* **WORK TO BE COMPLETED**:
Omit the pictures, please, and give each record below again exactly.

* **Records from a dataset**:
·····
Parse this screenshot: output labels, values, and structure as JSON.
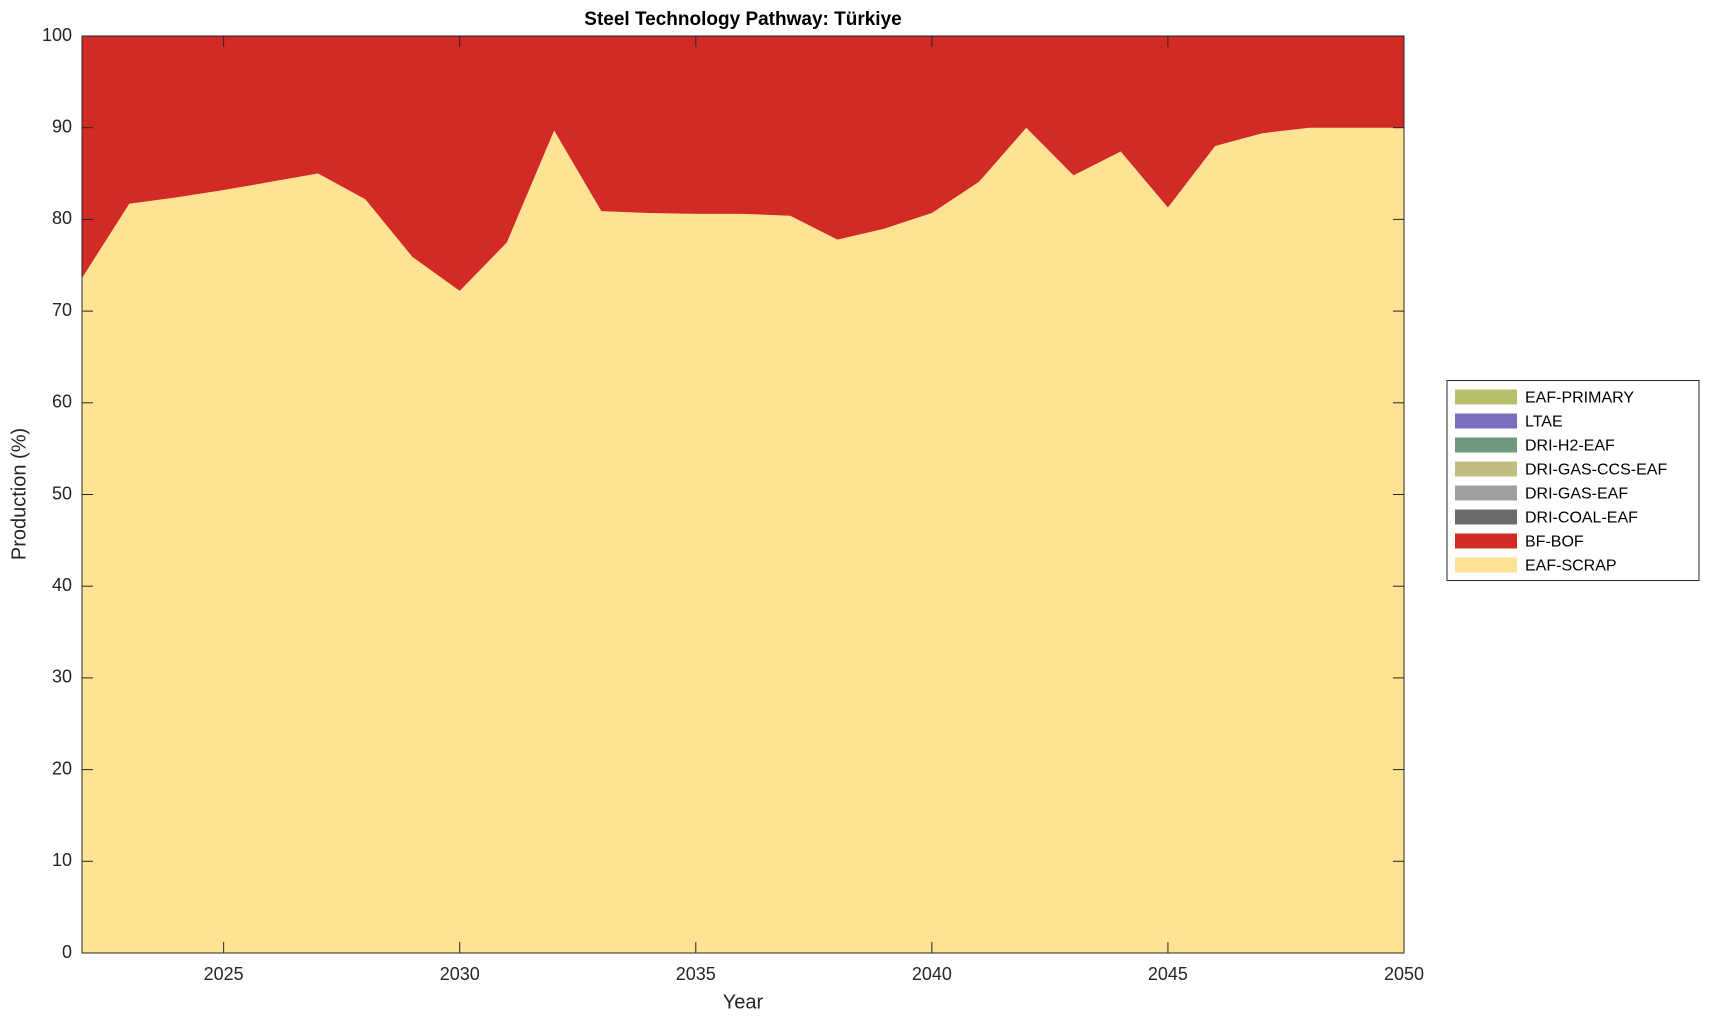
{
  "chart_data": {
    "type": "stacked-area",
    "title": "Steel Technology Pathway: Türkiye",
    "x_label": "Year",
    "y_label": "Production (%)",
    "x": [
      2022,
      2023,
      2024,
      2025,
      2026,
      2027,
      2028,
      2029,
      2030,
      2031,
      2032,
      2033,
      2034,
      2035,
      2036,
      2037,
      2038,
      2039,
      2040,
      2041,
      2042,
      2043,
      2044,
      2045,
      2046,
      2047,
      2048,
      2049,
      2050
    ],
    "series": [
      {
        "name": "EAF-SCRAP",
        "color": "#fee394",
        "values": [
          73.6,
          81.7,
          82.4,
          83.2,
          84.1,
          85.0,
          82.2,
          75.9,
          72.2,
          77.5,
          89.7,
          80.9,
          80.7,
          80.6,
          80.6,
          80.4,
          77.8,
          79.0,
          80.7,
          84.1,
          90.0,
          84.8,
          87.4,
          81.3,
          88.0,
          89.4,
          90.0,
          90.0,
          90.0
        ]
      },
      {
        "name": "BF-BOF",
        "color": "#d22b26",
        "values": [
          26.4,
          18.3,
          17.6,
          16.8,
          15.9,
          15.0,
          17.8,
          24.1,
          27.8,
          22.5,
          10.3,
          19.1,
          19.3,
          19.4,
          19.4,
          19.6,
          22.2,
          21.0,
          19.3,
          15.9,
          10.0,
          15.2,
          12.6,
          18.7,
          12.0,
          10.6,
          10.0,
          10.0,
          10.0
        ]
      },
      {
        "name": "DRI-COAL-EAF",
        "color": "#6b6b6b",
        "values": [
          0,
          0,
          0,
          0,
          0,
          0,
          0,
          0,
          0,
          0,
          0,
          0,
          0,
          0,
          0,
          0,
          0,
          0,
          0,
          0,
          0,
          0,
          0,
          0,
          0,
          0,
          0,
          0,
          0
        ]
      },
      {
        "name": "DRI-GAS-EAF",
        "color": "#a0a0a0",
        "values": [
          0,
          0,
          0,
          0,
          0,
          0,
          0,
          0,
          0,
          0,
          0,
          0,
          0,
          0,
          0,
          0,
          0,
          0,
          0,
          0,
          0,
          0,
          0,
          0,
          0,
          0,
          0,
          0,
          0
        ]
      },
      {
        "name": "DRI-GAS-CCS-EAF",
        "color": "#c3bc82",
        "values": [
          0,
          0,
          0,
          0,
          0,
          0,
          0,
          0,
          0,
          0,
          0,
          0,
          0,
          0,
          0,
          0,
          0,
          0,
          0,
          0,
          0,
          0,
          0,
          0,
          0,
          0,
          0,
          0,
          0
        ]
      },
      {
        "name": "DRI-H2-EAF",
        "color": "#6f987c",
        "values": [
          0,
          0,
          0,
          0,
          0,
          0,
          0,
          0,
          0,
          0,
          0,
          0,
          0,
          0,
          0,
          0,
          0,
          0,
          0,
          0,
          0,
          0,
          0,
          0,
          0,
          0,
          0,
          0,
          0
        ]
      },
      {
        "name": "LTAE",
        "color": "#7b6ec0",
        "values": [
          0,
          0,
          0,
          0,
          0,
          0,
          0,
          0,
          0,
          0,
          0,
          0,
          0,
          0,
          0,
          0,
          0,
          0,
          0,
          0,
          0,
          0,
          0,
          0,
          0,
          0,
          0,
          0,
          0
        ]
      },
      {
        "name": "EAF-PRIMARY",
        "color": "#b9c06c",
        "values": [
          0,
          0,
          0,
          0,
          0,
          0,
          0,
          0,
          0,
          0,
          0,
          0,
          0,
          0,
          0,
          0,
          0,
          0,
          0,
          0,
          0,
          0,
          0,
          0,
          0,
          0,
          0,
          0,
          0
        ]
      }
    ],
    "xlim": [
      2022,
      2050
    ],
    "xticks": [
      2025,
      2030,
      2035,
      2040,
      2045,
      2050
    ],
    "ylim": [
      0,
      100
    ],
    "yticks": [
      0,
      10,
      20,
      30,
      40,
      50,
      60,
      70,
      80,
      90,
      100
    ],
    "legend": "right"
  }
}
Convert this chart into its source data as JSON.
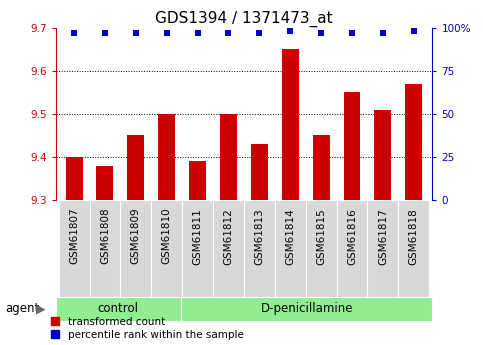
{
  "title": "GDS1394 / 1371473_at",
  "samples": [
    "GSM61807",
    "GSM61808",
    "GSM61809",
    "GSM61810",
    "GSM61811",
    "GSM61812",
    "GSM61813",
    "GSM61814",
    "GSM61815",
    "GSM61816",
    "GSM61817",
    "GSM61818"
  ],
  "red_values": [
    9.4,
    9.38,
    9.45,
    9.5,
    9.39,
    9.5,
    9.43,
    9.65,
    9.45,
    9.55,
    9.51,
    9.57
  ],
  "blue_values": [
    97,
    97,
    97,
    97,
    97,
    97,
    97,
    98,
    97,
    97,
    97,
    98
  ],
  "ylim_left": [
    9.3,
    9.7
  ],
  "ylim_right": [
    0,
    100
  ],
  "yticks_left": [
    9.3,
    9.4,
    9.5,
    9.6,
    9.7
  ],
  "yticks_right": [
    0,
    25,
    50,
    75,
    100
  ],
  "ytick_labels_right": [
    "0",
    "25",
    "50",
    "75",
    "100%"
  ],
  "grid_values": [
    9.4,
    9.5,
    9.6
  ],
  "bar_color": "#cc0000",
  "dot_color": "#0000cc",
  "control_samples": 4,
  "control_label": "control",
  "treatment_label": "D-penicillamine",
  "agent_label": "agent",
  "legend_red": "transformed count",
  "legend_blue": "percentile rank within the sample",
  "bar_width": 0.55,
  "background_plot": "#ffffff",
  "sample_box_color": "#d8d8d8",
  "agent_box_color": "#90ee90",
  "title_fontsize": 11,
  "tick_fontsize": 7.5,
  "label_fontsize": 8.5,
  "legend_fontsize": 7.5
}
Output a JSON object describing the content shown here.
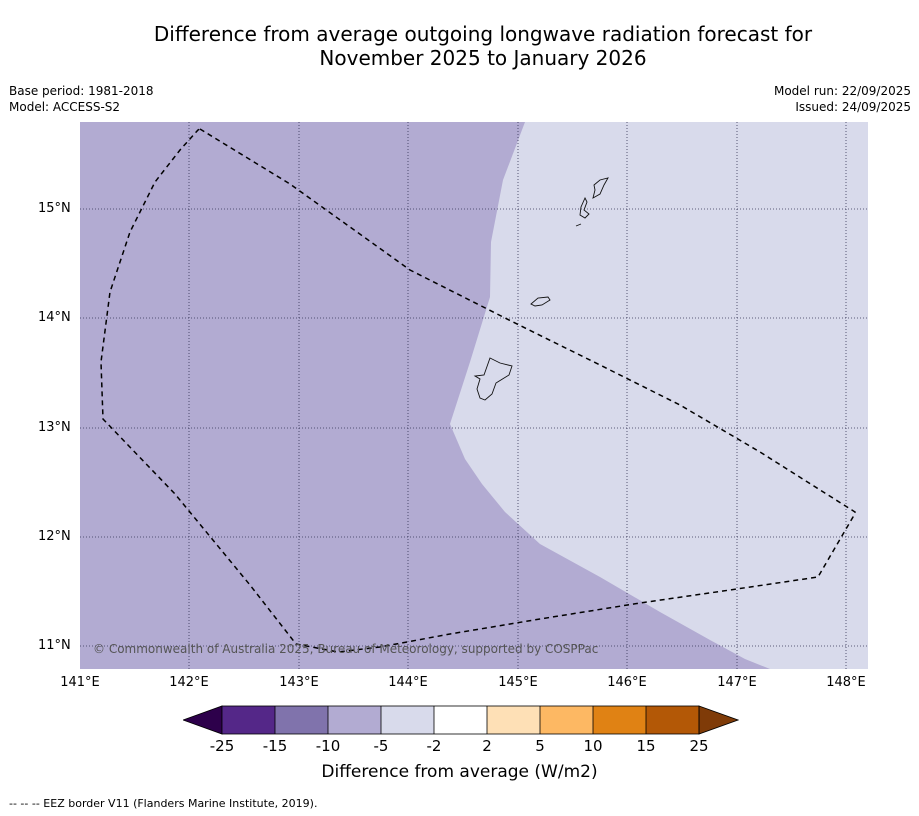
{
  "title_line1": "Difference from average outgoing longwave radiation forecast for",
  "title_line2": "November 2025 to January 2026",
  "meta": {
    "base_period": "Base period: 1981-2018",
    "model": "Model: ACCESS-S2",
    "model_run": "Model run: 22/09/2025",
    "issued": "Issued: 24/09/2025"
  },
  "map": {
    "lon_range": [
      141,
      148.2
    ],
    "lat_range": [
      10.8,
      15.8
    ],
    "lat_labels": [
      "15°N",
      "14°N",
      "13°N",
      "12°N",
      "11°N"
    ],
    "lon_labels": [
      "141°E",
      "142°E",
      "143°E",
      "144°E",
      "145°E",
      "146°E",
      "147°E",
      "148°E"
    ],
    "copyright": "© Commonwealth of Australia 2025, Bureau of Meteorology, supported by COSPPac"
  },
  "colorbar": {
    "ticks": [
      "-25",
      "-15",
      "-10",
      "-5",
      "-2",
      "2",
      "5",
      "10",
      "15",
      "25"
    ],
    "colors": {
      "below": "#2d004b",
      "bins": [
        "#542788",
        "#8073ac",
        "#b2abd2",
        "#d8daeb",
        "#ffffff",
        "#fee0b6",
        "#fdb863",
        "#e08214",
        "#b35806"
      ],
      "above": "#7f3b08"
    },
    "label": "Difference from average (W/m2)"
  },
  "footer": "--  --  -- EEZ border V11 (Flanders Marine Institute, 2019)."
}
·····
* **THE REPLY**:
Parse this screenshot: output labels, values, and structure as JSON.
{
  "chart_data": {
    "type": "stacked-area",
    "title": "Steel Technology Pathway: Türkiye",
    "x_label": "Year",
    "y_label": "Production (%)",
    "x": [
      2022,
      2023,
      2024,
      2025,
      2026,
      2027,
      2028,
      2029,
      2030,
      2031,
      2032,
      2033,
      2034,
      2035,
      2036,
      2037,
      2038,
      2039,
      2040,
      2041,
      2042,
      2043,
      2044,
      2045,
      2046,
      2047,
      2048,
      2049,
      2050
    ],
    "series": [
      {
        "name": "EAF-SCRAP",
        "color": "#fee394",
        "values": [
          73.6,
          81.7,
          82.4,
          83.2,
          84.1,
          85.0,
          82.2,
          75.9,
          72.2,
          77.5,
          89.7,
          80.9,
          80.7,
          80.6,
          80.6,
          80.4,
          77.8,
          79.0,
          80.7,
          84.1,
          90.0,
          84.8,
          87.4,
          81.3,
          88.0,
          89.4,
          90.0,
          90.0,
          90.0
        ]
      },
      {
        "name": "BF-BOF",
        "color": "#d22b26",
        "values": [
          26.4,
          18.3,
          17.6,
          16.8,
          15.9,
          15.0,
          17.8,
          24.1,
          27.8,
          22.5,
          10.3,
          19.1,
          19.3,
          19.4,
          19.4,
          19.6,
          22.2,
          21.0,
          19.3,
          15.9,
          10.0,
          15.2,
          12.6,
          18.7,
          12.0,
          10.6,
          10.0,
          10.0,
          10.0
        ]
      },
      {
        "name": "DRI-COAL-EAF",
        "color": "#6b6b6b",
        "values": [
          0,
          0,
          0,
          0,
          0,
          0,
          0,
          0,
          0,
          0,
          0,
          0,
          0,
          0,
          0,
          0,
          0,
          0,
          0,
          0,
          0,
          0,
          0,
          0,
          0,
          0,
          0,
          0,
          0
        ]
      },
      {
        "name": "DRI-GAS-EAF",
        "color": "#a0a0a0",
        "values": [
          0,
          0,
          0,
          0,
          0,
          0,
          0,
          0,
          0,
          0,
          0,
          0,
          0,
          0,
          0,
          0,
          0,
          0,
          0,
          0,
          0,
          0,
          0,
          0,
          0,
          0,
          0,
          0,
          0
        ]
      },
      {
        "name": "DRI-GAS-CCS-EAF",
        "color": "#c3bc82",
        "values": [
          0,
          0,
          0,
          0,
          0,
          0,
          0,
          0,
          0,
          0,
          0,
          0,
          0,
          0,
          0,
          0,
          0,
          0,
          0,
          0,
          0,
          0,
          0,
          0,
          0,
          0,
          0,
          0,
          0
        ]
      },
      {
        "name": "DRI-H2-EAF",
        "color": "#6f987c",
        "values": [
          0,
          0,
          0,
          0,
          0,
          0,
          0,
          0,
          0,
          0,
          0,
          0,
          0,
          0,
          0,
          0,
          0,
          0,
          0,
          0,
          0,
          0,
          0,
          0,
          0,
          0,
          0,
          0,
          0
        ]
      },
      {
        "name": "LTAE",
        "color": "#7b6ec0",
        "values": [
          0,
          0,
          0,
          0,
          0,
          0,
          0,
          0,
          0,
          0,
          0,
          0,
          0,
          0,
          0,
          0,
          0,
          0,
          0,
          0,
          0,
          0,
          0,
          0,
          0,
          0,
          0,
          0,
          0
        ]
      },
      {
        "name": "EAF-PRIMARY",
        "color": "#b9c06c",
        "values": [
          0,
          0,
          0,
          0,
          0,
          0,
          0,
          0,
          0,
          0,
          0,
          0,
          0,
          0,
          0,
          0,
          0,
          0,
          0,
          0,
          0,
          0,
          0,
          0,
          0,
          0,
          0,
          0,
          0
        ]
      }
    ],
    "xlim": [
      2022,
      2050
    ],
    "xticks": [
      2025,
      2030,
      2035,
      2040,
      2045,
      2050
    ],
    "ylim": [
      0,
      100
    ],
    "yticks": [
      0,
      10,
      20,
      30,
      40,
      50,
      60,
      70,
      80,
      90,
      100
    ],
    "legend": "right"
  }
}
Convert this chart into its source data as JSON.
{
  "title": "GDS1394 / 1371473_at",
  "samples": [
    "GSM61807",
    "GSM61808",
    "GSM61809",
    "GSM61810",
    "GSM61811",
    "GSM61812",
    "GSM61813",
    "GSM61814",
    "GSM61815",
    "GSM61816",
    "GSM61817",
    "GSM61818"
  ],
  "red_values": [
    9.4,
    9.38,
    9.45,
    9.5,
    9.39,
    9.5,
    9.43,
    9.65,
    9.45,
    9.55,
    9.51,
    9.57
  ],
  "blue_values": [
    97,
    97,
    97,
    97,
    97,
    97,
    97,
    98,
    97,
    97,
    97,
    98
  ],
  "ylim_left": [
    9.3,
    9.7
  ],
  "ylim_right": [
    0,
    100
  ],
  "yticks_left": [
    9.3,
    9.4,
    9.5,
    9.6,
    9.7
  ],
  "yticks_right": [
    0,
    25,
    50,
    75,
    100
  ],
  "ytick_labels_right": [
    "0",
    "25",
    "50",
    "75",
    "100%"
  ],
  "grid_values": [
    9.4,
    9.5,
    9.6
  ],
  "bar_color": "#cc0000",
  "dot_color": "#0000cc",
  "control_samples": 4,
  "control_label": "control",
  "treatment_label": "D-penicillamine",
  "agent_label": "agent",
  "legend_red": "transformed count",
  "legend_blue": "percentile rank within the sample",
  "bar_width": 0.55,
  "background_plot": "#ffffff",
  "sample_box_color": "#d8d8d8",
  "agent_box_color": "#90ee90",
  "title_fontsize": 11,
  "tick_fontsize": 7.5,
  "label_fontsize": 8.5,
  "legend_fontsize": 7.5
}
Output a JSON object describing the content shown here.
{
  "title_line1": "Difference from average outgoing longwave radiation forecast for",
  "title_line2": "November 2025 to January 2026",
  "meta": {
    "base_period": "Base period: 1981-2018",
    "model": "Model: ACCESS-S2",
    "model_run": "Model run: 22/09/2025",
    "issued": "Issued: 24/09/2025"
  },
  "map": {
    "lon_range": [
      141,
      148.2
    ],
    "lat_range": [
      10.8,
      15.8
    ],
    "lat_labels": [
      "15°N",
      "14°N",
      "13°N",
      "12°N",
      "11°N"
    ],
    "lon_labels": [
      "141°E",
      "142°E",
      "143°E",
      "144°E",
      "145°E",
      "146°E",
      "147°E",
      "148°E"
    ],
    "copyright": "© Commonwealth of Australia 2025, Bureau of Meteorology, supported by COSPPac"
  },
  "colorbar": {
    "ticks": [
      "-25",
      "-15",
      "-10",
      "-5",
      "-2",
      "2",
      "5",
      "10",
      "15",
      "25"
    ],
    "colors": {
      "below": "#2d004b",
      "bins": [
        "#542788",
        "#8073ac",
        "#b2abd2",
        "#d8daeb",
        "#ffffff",
        "#fee0b6",
        "#fdb863",
        "#e08214",
        "#b35806"
      ],
      "above": "#7f3b08"
    },
    "label": "Difference from average (W/m2)"
  },
  "footer": "--  --  -- EEZ border V11 (Flanders Marine Institute, 2019)."
}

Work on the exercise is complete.